Figure content listings
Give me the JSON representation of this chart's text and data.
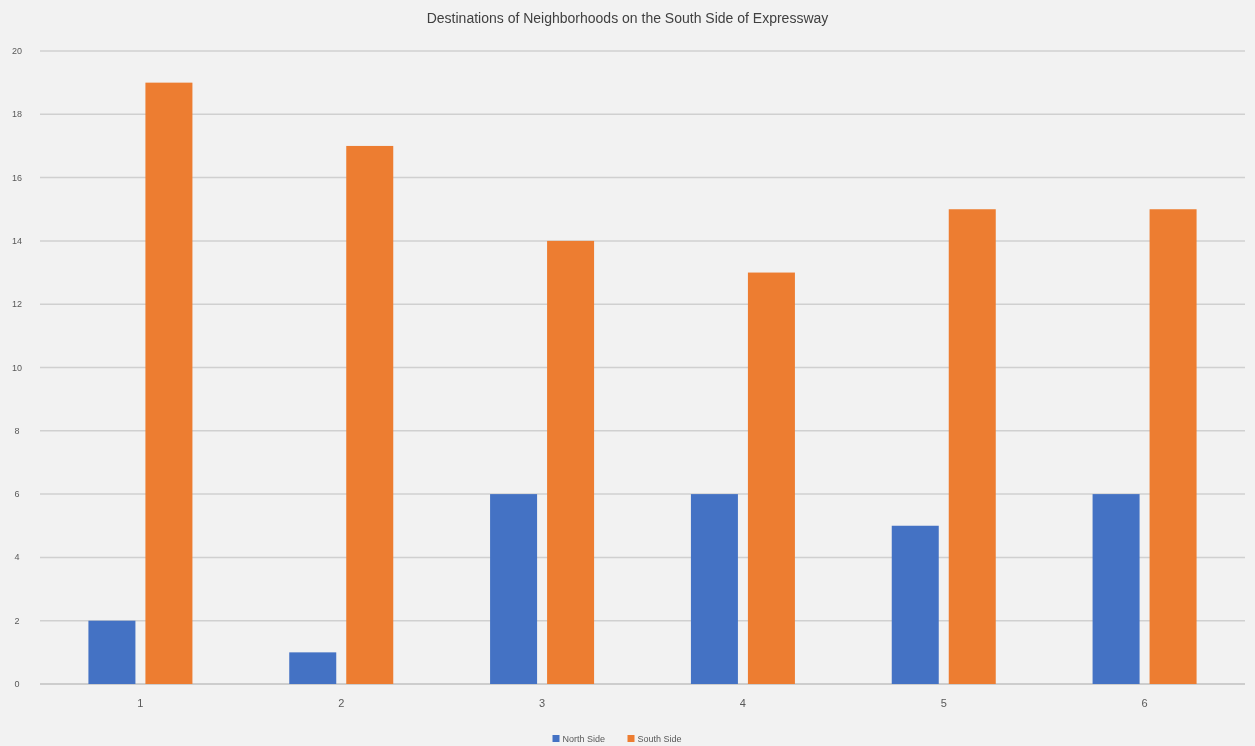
{
  "chart_data": {
    "type": "bar",
    "title": "Destinations of Neighborhoods on the South Side of Expressway",
    "categories": [
      "1",
      "2",
      "3",
      "4",
      "5",
      "6"
    ],
    "series": [
      {
        "name": "North Side",
        "color": "#4472c4",
        "values": [
          2,
          1,
          6,
          6,
          5,
          6
        ]
      },
      {
        "name": "South Side",
        "color": "#ed7d31",
        "values": [
          19,
          17,
          14,
          13,
          15,
          15
        ]
      }
    ],
    "ylim": [
      0,
      20
    ],
    "yticks": [
      0,
      2,
      4,
      6,
      8,
      10,
      12,
      14,
      16,
      18,
      20
    ],
    "grid": "y",
    "legend": "bottom"
  }
}
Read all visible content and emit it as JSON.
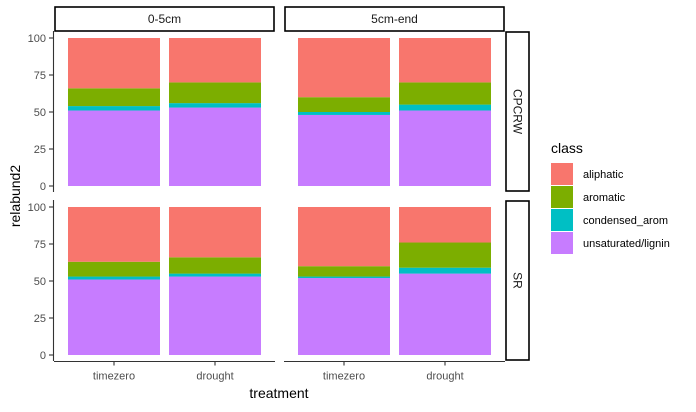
{
  "chart_data": {
    "type": "bar",
    "stacked": true,
    "facet_cols": [
      "0-5cm",
      "5cm-end"
    ],
    "facet_rows": [
      "CPCRW",
      "SR"
    ],
    "categories": [
      "timezero",
      "drought"
    ],
    "xlabel": "treatment",
    "ylabel": "relabund2",
    "ylim": [
      0,
      100
    ],
    "yticks": [
      "0",
      "25",
      "50",
      "75",
      "100"
    ],
    "legend_title": "class",
    "legend_position": "right",
    "grid": false,
    "series": [
      {
        "name": "aliphatic",
        "color": "#F8766D"
      },
      {
        "name": "aromatic",
        "color": "#7CAE00"
      },
      {
        "name": "condensed_arom",
        "color": "#00BFC4"
      },
      {
        "name": "unsaturated/lignin",
        "color": "#C77CFF"
      }
    ],
    "stack_order_bottom_to_top": [
      "unsaturated/lignin",
      "condensed_arom",
      "aromatic",
      "aliphatic"
    ],
    "panels": [
      {
        "col": "0-5cm",
        "row": "CPCRW",
        "values": {
          "timezero": {
            "unsaturated/lignin": 51,
            "condensed_arom": 3,
            "aromatic": 12,
            "aliphatic": 34
          },
          "drought": {
            "unsaturated/lignin": 53,
            "condensed_arom": 3,
            "aromatic": 14,
            "aliphatic": 30
          }
        }
      },
      {
        "col": "5cm-end",
        "row": "CPCRW",
        "values": {
          "timezero": {
            "unsaturated/lignin": 48,
            "condensed_arom": 2,
            "aromatic": 10,
            "aliphatic": 40
          },
          "drought": {
            "unsaturated/lignin": 51,
            "condensed_arom": 4,
            "aromatic": 15,
            "aliphatic": 30
          }
        }
      },
      {
        "col": "0-5cm",
        "row": "SR",
        "values": {
          "timezero": {
            "unsaturated/lignin": 51,
            "condensed_arom": 2,
            "aromatic": 10,
            "aliphatic": 37
          },
          "drought": {
            "unsaturated/lignin": 53,
            "condensed_arom": 2,
            "aromatic": 11,
            "aliphatic": 34
          }
        }
      },
      {
        "col": "5cm-end",
        "row": "SR",
        "values": {
          "timezero": {
            "unsaturated/lignin": 52,
            "condensed_arom": 1,
            "aromatic": 7,
            "aliphatic": 40
          },
          "drought": {
            "unsaturated/lignin": 55,
            "condensed_arom": 4,
            "aromatic": 17,
            "aliphatic": 24
          }
        }
      }
    ]
  }
}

→ **The task**:
Work through the records line by line and tally those with the word "Side". Report only the total.

→ **Correct response**:
3